> [Request]: Copy out the entries exactly, from the first line to the last.

[Items listed in a dataset]

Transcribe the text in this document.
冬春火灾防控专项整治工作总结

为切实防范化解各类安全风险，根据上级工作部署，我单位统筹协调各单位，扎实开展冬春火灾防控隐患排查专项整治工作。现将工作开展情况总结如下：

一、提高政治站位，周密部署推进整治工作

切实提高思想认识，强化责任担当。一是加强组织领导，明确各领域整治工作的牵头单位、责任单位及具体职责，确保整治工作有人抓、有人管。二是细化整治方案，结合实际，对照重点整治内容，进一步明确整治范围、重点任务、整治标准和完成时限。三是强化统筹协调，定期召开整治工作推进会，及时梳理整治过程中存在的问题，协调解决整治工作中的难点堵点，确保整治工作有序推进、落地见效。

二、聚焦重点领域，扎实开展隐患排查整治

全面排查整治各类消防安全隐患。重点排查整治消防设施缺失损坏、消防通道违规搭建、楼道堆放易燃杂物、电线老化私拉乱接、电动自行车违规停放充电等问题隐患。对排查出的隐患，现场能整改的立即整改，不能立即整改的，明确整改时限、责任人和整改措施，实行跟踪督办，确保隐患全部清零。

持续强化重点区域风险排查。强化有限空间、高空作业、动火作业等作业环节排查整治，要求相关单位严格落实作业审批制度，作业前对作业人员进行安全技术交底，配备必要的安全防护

> [Expected output]:
Transcribe the text in this document.
冬春火灾防控专项整治工作总结

为切实防范化解各类安全风险，根据上级工作部署，我单位统筹协调各单位，扎实开展冬春火灾防控隐患排查专项整治工作。现将工作开展情况总结如下：

一、提高政治站位，周密部署推进整治工作

切实提高思想认识，强化责任担当。一是加强组织领导，明确各领域整治工作的牵头单位、责任单位及具体职责，确保整治工作有人抓、有人管。二是细化整治方案，结合实际，对照重点整治内容，进一步明确整治范围、重点任务、整治标准和完成时限。三是强化统筹协调，定期召开整治工作推进会，及时梳理整治过程中存在的问题，协调解决整治工作中的难点堵点，确保整治工作有序推进、落地见效。

二、聚焦重点领域，扎实开展隐患排查整治

全面排查整治各类消防安全隐患。重点排查整治消防设施缺失损坏、消防通道违规搭建、楼道堆放易燃杂物、电线老化私拉乱接、电动自行车违规停放充电等问题隐患。对排查出的隐患，现场能整改的立即整改，不能立即整改的，明确整改时限、责任人和整改措施，实行跟踪督办，确保隐患全部清零。

持续强化重点区域风险排查。强化有限空间、高空作业、动火作业等作业环节排查整治，要求相关单位严格落实作业审批制度，作业前对作业人员进行安全技术交底，配备必要的安全防护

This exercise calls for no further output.